- **WHAT IS REQUIRED**
Find the string "conjugated" in the records. Copy each line that has it.

- **DATA SHOWN**

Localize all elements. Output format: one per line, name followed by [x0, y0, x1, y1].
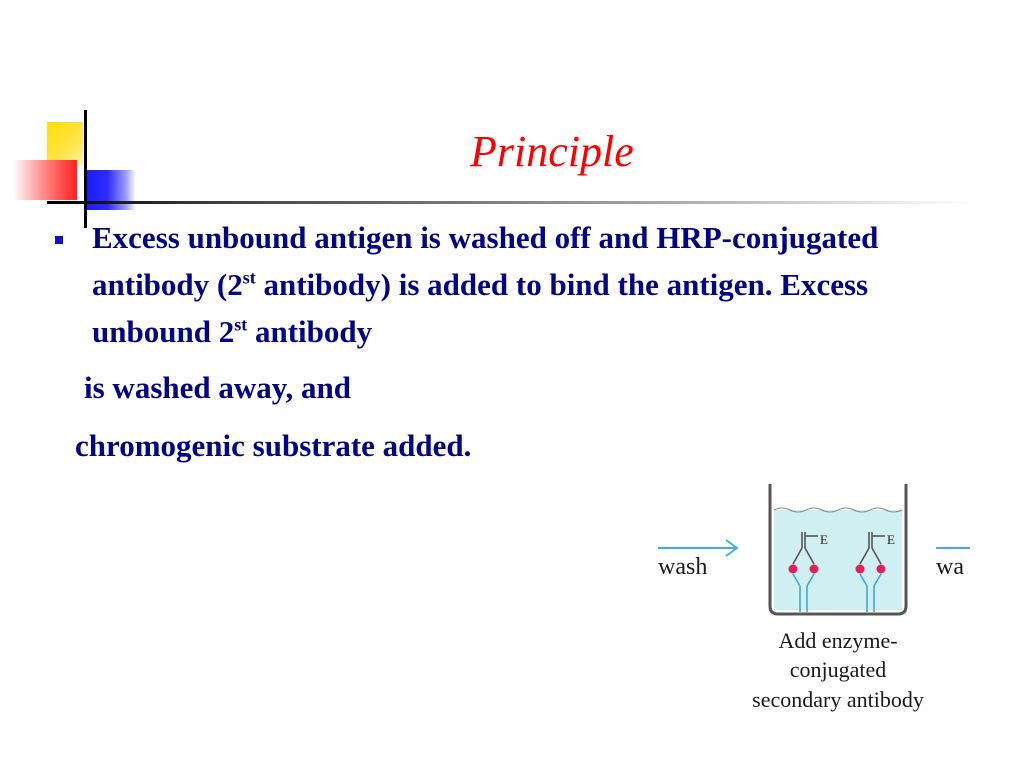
elisa-diagram-svg: [650, 478, 970, 728]
caption-line-1: Add enzyme-: [778, 628, 898, 653]
bullet-text-part3: antibody: [247, 314, 373, 349]
bullet-sup-1: st: [242, 267, 256, 288]
bullet-text-part1: Excess unbound antigen is washed off and HRP-conjugated antibody (2: [92, 220, 879, 302]
title-underline: [47, 201, 977, 204]
text-line-washed: is washed away, and: [84, 370, 352, 405]
microplate-well-icon: [770, 484, 906, 614]
bullet-text-part2: antibody) is added to bind the antigen. Excess unbound 2: [92, 267, 869, 349]
wash-label-left: wash: [658, 554, 708, 580]
deco-red-square: [13, 160, 77, 200]
slide-title: Principle: [470, 127, 634, 176]
wash-label-right: wa: [936, 554, 964, 580]
caption-line-3: secondary antibody: [752, 687, 924, 712]
caption-line-2: conjugated: [789, 657, 887, 682]
deco-vertical-line: [84, 110, 87, 228]
deco-blue-square: [84, 170, 136, 210]
bullet-sup-2: st: [234, 314, 248, 335]
bullet-text: [92, 214, 952, 355]
enzyme-label-1: E: [820, 532, 828, 547]
enzyme-label-2: E: [887, 532, 895, 547]
bullet-square-icon: [55, 236, 63, 244]
text-line-chromogenic: chromogenic substrate added.: [75, 428, 472, 463]
elisa-diagram: [650, 478, 970, 728]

- **FINISHED EXERCISE**
bullet-text-part1: Excess unbound antigen is washed off and HRP-conjugated antibody (2: [92, 220, 879, 302]
caption-line-2: conjugated: [789, 657, 887, 682]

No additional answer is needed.